## Exercise goal
Quote verbatim the lines of the material from the line containing "ship-design-icon <box>524 237 544 255</box>" to the line containing "keyboard-button[interactable]: Keyboard... <box>325", with both of those lines included.

## Entries
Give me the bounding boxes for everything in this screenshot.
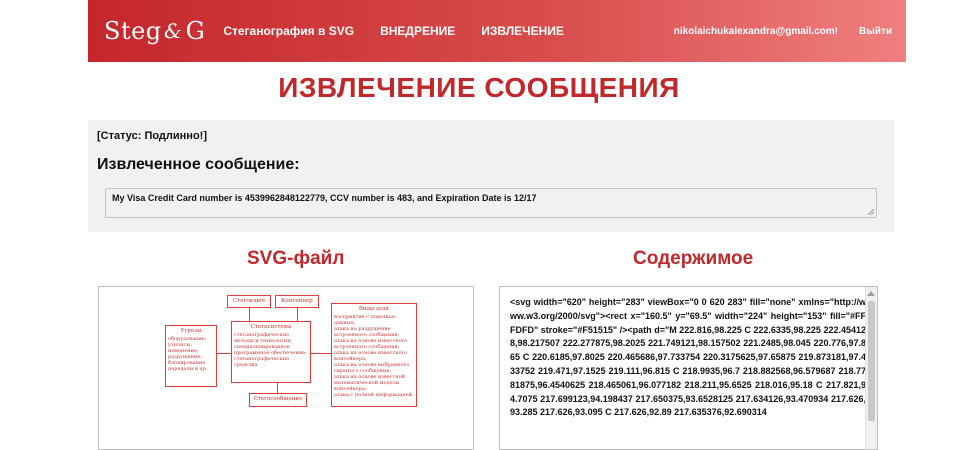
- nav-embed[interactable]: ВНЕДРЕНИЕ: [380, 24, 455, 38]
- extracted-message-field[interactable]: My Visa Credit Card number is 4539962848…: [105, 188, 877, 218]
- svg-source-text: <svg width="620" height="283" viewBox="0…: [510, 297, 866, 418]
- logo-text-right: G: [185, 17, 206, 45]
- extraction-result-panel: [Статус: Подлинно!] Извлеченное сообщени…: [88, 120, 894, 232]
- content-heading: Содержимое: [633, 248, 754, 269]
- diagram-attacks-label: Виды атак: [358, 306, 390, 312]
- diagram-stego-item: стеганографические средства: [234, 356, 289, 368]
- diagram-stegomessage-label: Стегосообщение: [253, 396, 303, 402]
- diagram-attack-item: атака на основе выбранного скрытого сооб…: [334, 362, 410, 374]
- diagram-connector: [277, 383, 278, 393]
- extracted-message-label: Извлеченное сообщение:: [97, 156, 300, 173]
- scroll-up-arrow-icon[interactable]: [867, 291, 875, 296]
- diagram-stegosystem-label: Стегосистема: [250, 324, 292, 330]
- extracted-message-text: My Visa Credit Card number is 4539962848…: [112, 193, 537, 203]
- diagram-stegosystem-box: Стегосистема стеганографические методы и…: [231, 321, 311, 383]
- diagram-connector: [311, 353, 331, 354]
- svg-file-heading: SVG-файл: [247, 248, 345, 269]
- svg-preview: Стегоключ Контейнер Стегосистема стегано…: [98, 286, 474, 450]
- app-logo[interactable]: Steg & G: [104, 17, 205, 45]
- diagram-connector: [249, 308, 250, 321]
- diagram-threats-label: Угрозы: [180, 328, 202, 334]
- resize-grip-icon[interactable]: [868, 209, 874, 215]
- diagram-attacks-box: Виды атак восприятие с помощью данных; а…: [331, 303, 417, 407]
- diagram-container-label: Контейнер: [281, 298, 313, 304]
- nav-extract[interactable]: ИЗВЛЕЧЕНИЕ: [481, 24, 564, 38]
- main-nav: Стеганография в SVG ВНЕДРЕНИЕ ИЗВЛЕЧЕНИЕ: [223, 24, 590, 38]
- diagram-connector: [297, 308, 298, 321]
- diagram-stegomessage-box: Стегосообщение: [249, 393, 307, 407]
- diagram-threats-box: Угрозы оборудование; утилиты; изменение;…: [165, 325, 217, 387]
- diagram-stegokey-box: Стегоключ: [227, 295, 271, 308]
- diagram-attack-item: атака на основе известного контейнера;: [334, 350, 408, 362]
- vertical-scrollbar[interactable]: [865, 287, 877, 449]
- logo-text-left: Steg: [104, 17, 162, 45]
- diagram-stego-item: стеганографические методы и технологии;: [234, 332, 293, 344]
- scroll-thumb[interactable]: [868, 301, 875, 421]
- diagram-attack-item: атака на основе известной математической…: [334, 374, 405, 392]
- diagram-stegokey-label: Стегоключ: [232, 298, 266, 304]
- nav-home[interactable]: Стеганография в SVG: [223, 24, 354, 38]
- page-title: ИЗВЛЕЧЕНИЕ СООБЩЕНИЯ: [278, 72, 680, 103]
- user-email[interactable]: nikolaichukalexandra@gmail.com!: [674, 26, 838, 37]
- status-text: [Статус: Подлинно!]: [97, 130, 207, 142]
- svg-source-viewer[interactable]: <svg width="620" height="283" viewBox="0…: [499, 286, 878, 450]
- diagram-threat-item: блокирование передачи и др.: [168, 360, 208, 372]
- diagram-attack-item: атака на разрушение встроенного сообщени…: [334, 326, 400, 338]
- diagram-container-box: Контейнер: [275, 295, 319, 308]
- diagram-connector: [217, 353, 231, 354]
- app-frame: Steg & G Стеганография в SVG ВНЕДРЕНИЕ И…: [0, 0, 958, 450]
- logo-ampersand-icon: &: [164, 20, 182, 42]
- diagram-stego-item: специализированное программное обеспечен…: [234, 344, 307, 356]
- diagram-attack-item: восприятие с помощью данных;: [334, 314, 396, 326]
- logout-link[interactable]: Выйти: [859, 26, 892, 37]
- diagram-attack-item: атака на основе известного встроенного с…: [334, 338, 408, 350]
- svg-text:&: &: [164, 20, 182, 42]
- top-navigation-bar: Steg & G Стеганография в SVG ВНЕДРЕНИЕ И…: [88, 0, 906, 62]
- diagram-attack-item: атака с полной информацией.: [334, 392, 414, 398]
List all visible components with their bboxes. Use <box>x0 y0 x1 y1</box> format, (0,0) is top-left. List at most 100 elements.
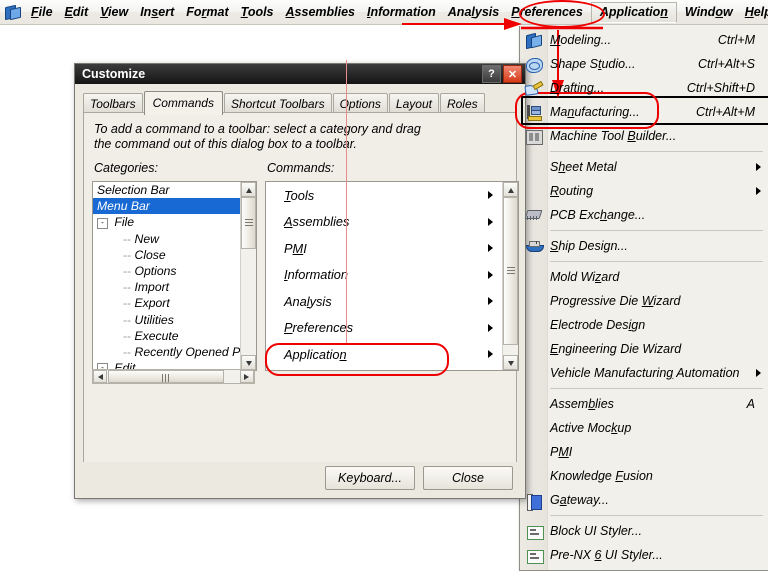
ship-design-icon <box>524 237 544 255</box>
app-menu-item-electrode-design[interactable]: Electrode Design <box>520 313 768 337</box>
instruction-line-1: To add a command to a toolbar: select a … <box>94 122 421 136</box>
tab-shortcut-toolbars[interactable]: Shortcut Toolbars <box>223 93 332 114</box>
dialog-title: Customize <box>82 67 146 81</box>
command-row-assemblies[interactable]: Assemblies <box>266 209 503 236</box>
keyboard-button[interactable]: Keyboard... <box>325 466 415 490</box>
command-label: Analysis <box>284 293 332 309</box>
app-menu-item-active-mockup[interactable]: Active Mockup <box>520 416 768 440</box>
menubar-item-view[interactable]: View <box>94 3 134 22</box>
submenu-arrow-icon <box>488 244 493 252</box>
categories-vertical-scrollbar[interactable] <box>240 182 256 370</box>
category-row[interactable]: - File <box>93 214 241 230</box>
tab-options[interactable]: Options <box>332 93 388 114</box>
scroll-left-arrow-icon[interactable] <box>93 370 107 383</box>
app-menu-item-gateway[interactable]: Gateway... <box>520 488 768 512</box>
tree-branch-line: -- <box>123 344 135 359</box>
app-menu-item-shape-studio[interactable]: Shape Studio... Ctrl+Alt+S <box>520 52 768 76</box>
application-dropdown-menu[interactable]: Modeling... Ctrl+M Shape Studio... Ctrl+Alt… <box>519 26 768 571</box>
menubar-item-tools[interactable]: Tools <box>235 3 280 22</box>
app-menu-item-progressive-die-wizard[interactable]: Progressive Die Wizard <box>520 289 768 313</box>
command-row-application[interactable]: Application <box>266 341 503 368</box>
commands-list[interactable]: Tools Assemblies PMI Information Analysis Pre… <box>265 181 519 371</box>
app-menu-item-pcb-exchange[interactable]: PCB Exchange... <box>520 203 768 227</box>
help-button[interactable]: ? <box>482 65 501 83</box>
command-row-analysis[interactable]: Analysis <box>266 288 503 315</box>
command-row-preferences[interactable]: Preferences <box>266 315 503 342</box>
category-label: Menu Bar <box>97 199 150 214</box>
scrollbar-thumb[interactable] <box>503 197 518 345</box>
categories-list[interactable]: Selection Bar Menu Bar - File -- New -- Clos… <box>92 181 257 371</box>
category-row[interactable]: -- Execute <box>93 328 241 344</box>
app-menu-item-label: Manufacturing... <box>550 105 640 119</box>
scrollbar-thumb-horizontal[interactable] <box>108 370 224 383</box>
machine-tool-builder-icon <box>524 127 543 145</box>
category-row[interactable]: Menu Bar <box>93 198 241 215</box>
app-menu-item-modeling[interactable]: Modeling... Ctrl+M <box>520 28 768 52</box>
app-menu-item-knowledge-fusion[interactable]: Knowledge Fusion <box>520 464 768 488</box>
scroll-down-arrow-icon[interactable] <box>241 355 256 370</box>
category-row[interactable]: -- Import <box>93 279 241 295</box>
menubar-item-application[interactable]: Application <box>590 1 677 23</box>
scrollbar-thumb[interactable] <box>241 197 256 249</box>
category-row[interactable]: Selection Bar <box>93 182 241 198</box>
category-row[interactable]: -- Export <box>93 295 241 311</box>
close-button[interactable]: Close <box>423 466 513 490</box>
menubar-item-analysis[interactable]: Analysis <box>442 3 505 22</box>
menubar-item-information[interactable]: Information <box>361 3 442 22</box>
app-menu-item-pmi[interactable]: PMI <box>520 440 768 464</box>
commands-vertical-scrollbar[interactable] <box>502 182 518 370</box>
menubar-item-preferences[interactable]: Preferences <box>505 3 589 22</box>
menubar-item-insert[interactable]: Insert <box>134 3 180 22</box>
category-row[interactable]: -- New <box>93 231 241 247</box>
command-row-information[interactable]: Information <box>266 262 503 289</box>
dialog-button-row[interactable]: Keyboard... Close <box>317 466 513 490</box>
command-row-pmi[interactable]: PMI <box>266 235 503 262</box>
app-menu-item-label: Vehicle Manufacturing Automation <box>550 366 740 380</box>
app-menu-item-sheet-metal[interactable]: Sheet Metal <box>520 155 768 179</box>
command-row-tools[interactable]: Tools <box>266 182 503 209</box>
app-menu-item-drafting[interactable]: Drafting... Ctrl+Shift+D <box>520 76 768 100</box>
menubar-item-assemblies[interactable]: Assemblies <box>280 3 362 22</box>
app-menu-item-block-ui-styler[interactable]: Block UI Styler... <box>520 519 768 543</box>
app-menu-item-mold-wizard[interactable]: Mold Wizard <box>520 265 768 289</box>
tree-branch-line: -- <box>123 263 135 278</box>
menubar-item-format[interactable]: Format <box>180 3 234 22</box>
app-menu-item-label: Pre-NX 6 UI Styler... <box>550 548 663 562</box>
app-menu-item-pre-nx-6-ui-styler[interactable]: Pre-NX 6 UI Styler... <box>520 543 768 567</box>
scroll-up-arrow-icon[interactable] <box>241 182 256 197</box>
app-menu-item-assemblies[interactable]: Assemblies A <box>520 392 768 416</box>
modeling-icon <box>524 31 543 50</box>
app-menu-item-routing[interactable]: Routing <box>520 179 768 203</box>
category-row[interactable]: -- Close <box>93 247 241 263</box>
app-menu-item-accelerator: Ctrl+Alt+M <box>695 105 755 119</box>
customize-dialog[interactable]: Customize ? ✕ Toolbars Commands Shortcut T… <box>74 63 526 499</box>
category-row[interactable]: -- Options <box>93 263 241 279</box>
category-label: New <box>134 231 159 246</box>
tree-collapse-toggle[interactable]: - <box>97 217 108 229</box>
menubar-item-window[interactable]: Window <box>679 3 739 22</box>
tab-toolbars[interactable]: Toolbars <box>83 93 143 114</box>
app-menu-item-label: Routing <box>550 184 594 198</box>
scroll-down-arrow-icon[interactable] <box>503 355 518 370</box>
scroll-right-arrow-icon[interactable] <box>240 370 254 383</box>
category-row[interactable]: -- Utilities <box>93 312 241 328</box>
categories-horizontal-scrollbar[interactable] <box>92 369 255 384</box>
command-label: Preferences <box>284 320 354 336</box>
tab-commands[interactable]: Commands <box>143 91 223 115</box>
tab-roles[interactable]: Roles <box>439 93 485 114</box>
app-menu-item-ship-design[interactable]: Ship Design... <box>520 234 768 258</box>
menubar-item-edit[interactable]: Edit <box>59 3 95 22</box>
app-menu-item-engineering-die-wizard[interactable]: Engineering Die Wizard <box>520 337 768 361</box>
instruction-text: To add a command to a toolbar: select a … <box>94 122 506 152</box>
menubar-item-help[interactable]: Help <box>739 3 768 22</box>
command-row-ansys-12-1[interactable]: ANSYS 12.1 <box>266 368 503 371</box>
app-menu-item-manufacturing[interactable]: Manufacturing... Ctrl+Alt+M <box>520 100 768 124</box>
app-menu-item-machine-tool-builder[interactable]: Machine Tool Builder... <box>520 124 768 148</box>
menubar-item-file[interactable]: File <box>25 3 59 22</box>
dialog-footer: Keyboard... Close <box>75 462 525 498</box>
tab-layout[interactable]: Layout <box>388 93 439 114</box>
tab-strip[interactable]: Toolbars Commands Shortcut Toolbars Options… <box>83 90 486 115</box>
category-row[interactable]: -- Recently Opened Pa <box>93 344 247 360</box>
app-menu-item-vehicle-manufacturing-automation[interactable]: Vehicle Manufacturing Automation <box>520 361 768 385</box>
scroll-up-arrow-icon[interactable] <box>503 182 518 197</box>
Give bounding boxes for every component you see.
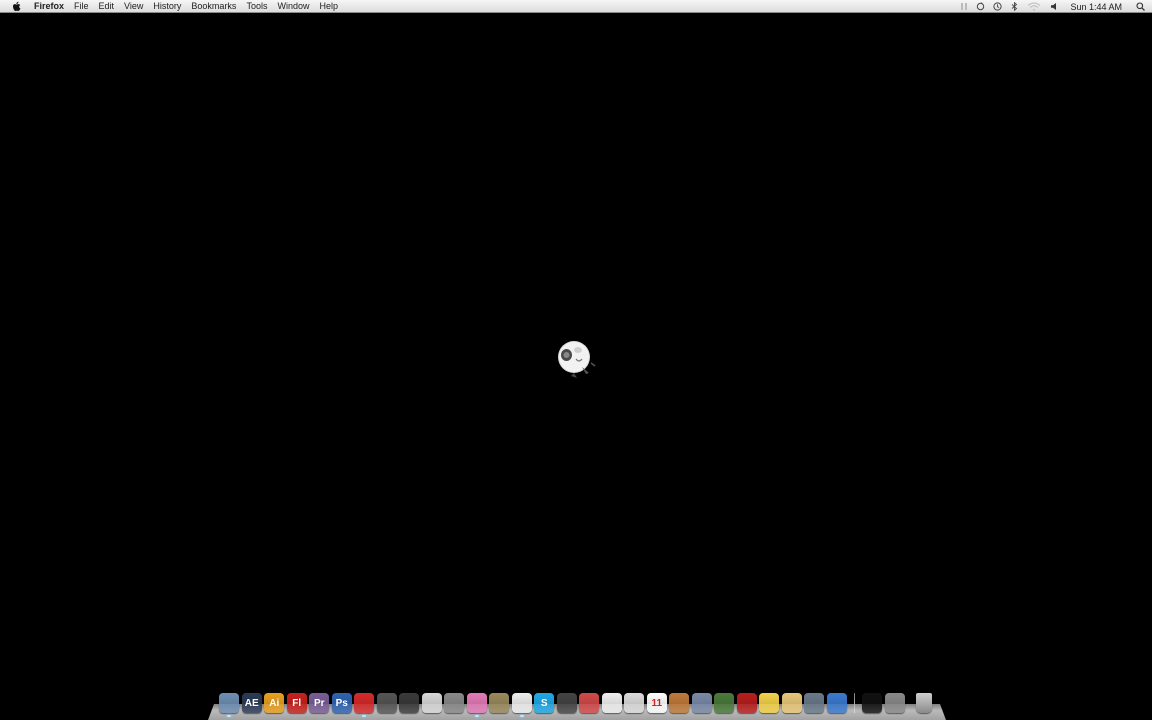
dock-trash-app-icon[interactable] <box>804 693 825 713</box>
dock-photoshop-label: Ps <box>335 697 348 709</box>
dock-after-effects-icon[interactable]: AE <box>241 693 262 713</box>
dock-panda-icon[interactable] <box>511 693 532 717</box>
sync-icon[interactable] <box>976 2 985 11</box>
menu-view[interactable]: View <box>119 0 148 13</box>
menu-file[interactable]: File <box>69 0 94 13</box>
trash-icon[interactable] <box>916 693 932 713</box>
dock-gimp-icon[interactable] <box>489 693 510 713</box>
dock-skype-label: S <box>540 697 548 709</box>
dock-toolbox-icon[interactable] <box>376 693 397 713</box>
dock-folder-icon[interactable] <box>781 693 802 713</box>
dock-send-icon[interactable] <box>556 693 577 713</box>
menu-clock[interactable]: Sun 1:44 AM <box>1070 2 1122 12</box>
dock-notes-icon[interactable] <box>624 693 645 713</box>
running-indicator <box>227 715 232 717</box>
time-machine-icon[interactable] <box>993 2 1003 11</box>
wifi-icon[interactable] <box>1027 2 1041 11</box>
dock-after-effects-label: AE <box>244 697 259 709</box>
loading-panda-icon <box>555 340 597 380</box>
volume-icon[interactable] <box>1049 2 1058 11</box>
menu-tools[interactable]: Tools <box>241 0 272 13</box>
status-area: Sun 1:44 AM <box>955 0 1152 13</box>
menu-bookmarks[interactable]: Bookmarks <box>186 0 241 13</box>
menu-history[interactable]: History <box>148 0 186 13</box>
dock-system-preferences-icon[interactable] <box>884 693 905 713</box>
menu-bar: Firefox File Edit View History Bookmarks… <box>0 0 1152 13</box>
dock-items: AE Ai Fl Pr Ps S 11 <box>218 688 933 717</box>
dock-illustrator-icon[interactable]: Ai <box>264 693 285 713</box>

## Written solution
ship-design-icon <box>524 237 544 255</box>
app-menu-item-electrode-design[interactable]: Electrode Design <box>520 313 768 337</box>
instruction-line-1: To add a command to a toolbar: select a … <box>94 122 421 136</box>
tab-shortcut-toolbars[interactable]: Shortcut Toolbars <box>223 93 332 114</box>
dialog-title: Customize <box>82 67 146 81</box>
command-row-assemblies[interactable]: Assemblies <box>266 209 503 236</box>
keyboard-button[interactable]: Keyboard... <box>325 466 415 490</box>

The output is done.